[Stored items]
/---
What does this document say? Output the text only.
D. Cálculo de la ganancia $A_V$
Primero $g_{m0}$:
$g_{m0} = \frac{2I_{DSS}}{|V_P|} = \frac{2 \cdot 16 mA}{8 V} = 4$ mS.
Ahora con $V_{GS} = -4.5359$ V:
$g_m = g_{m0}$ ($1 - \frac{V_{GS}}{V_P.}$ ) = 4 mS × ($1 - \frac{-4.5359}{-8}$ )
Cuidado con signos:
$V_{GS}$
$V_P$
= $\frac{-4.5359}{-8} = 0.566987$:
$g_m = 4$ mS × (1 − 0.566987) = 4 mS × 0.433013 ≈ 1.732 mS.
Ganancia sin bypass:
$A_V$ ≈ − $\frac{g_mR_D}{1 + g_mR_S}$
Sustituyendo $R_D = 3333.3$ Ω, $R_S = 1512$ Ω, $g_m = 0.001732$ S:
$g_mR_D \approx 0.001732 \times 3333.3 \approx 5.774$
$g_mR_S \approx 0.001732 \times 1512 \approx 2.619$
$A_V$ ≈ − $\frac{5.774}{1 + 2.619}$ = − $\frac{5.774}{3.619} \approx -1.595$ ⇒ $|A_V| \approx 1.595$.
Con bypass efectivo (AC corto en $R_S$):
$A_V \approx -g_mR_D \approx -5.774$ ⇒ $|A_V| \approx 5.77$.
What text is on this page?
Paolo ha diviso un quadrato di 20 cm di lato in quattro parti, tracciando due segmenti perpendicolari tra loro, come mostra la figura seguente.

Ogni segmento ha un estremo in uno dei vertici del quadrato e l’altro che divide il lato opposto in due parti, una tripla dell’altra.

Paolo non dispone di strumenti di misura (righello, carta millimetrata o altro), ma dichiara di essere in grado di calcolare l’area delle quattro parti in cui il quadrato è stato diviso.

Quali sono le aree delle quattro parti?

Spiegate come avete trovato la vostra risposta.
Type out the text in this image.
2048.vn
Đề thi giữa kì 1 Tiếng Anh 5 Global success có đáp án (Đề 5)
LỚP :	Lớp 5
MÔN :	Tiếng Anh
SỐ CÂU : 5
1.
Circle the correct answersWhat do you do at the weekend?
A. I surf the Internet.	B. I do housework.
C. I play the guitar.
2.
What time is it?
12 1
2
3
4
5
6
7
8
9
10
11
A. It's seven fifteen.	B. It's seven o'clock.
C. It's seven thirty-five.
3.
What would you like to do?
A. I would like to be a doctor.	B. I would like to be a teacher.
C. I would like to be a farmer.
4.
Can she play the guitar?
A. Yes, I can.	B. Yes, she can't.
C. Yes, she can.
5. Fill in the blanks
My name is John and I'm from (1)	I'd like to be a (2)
\---
Write out, word for word, the line containing "Type out the text in this image." and every line after it to the end of the data above.

● Answer:
Type out the text in this image.
2048.vn
Đề thi giữa kì 1 Tiếng Anh 5 Global success có đáp án (Đề 5)
LỚP :	Lớp 5
MÔN :	Tiếng Anh
SỐ CÂU : 5
1.
Circle the correct answersWhat do you do at the weekend?
A. I surf the Internet.	B. I do housework.
C. I play the guitar.
2.
What time is it?
12 1
2
3
4
5
6
7
8
9
10
11
A. It's seven fifteen.	B. It's seven o'clock.
C. It's seven thirty-five.
3.
What would you like to do?
A. I would like to be a doctor.	B. I would like to be a teacher.
C. I would like to be a farmer.
4.
Can she play the guitar?
A. Yes, I can.	B. Yes, she can't.
C. Yes, she can.
5. Fill in the blanks
My name is John and I'm from (1)	I'd like to be a (2)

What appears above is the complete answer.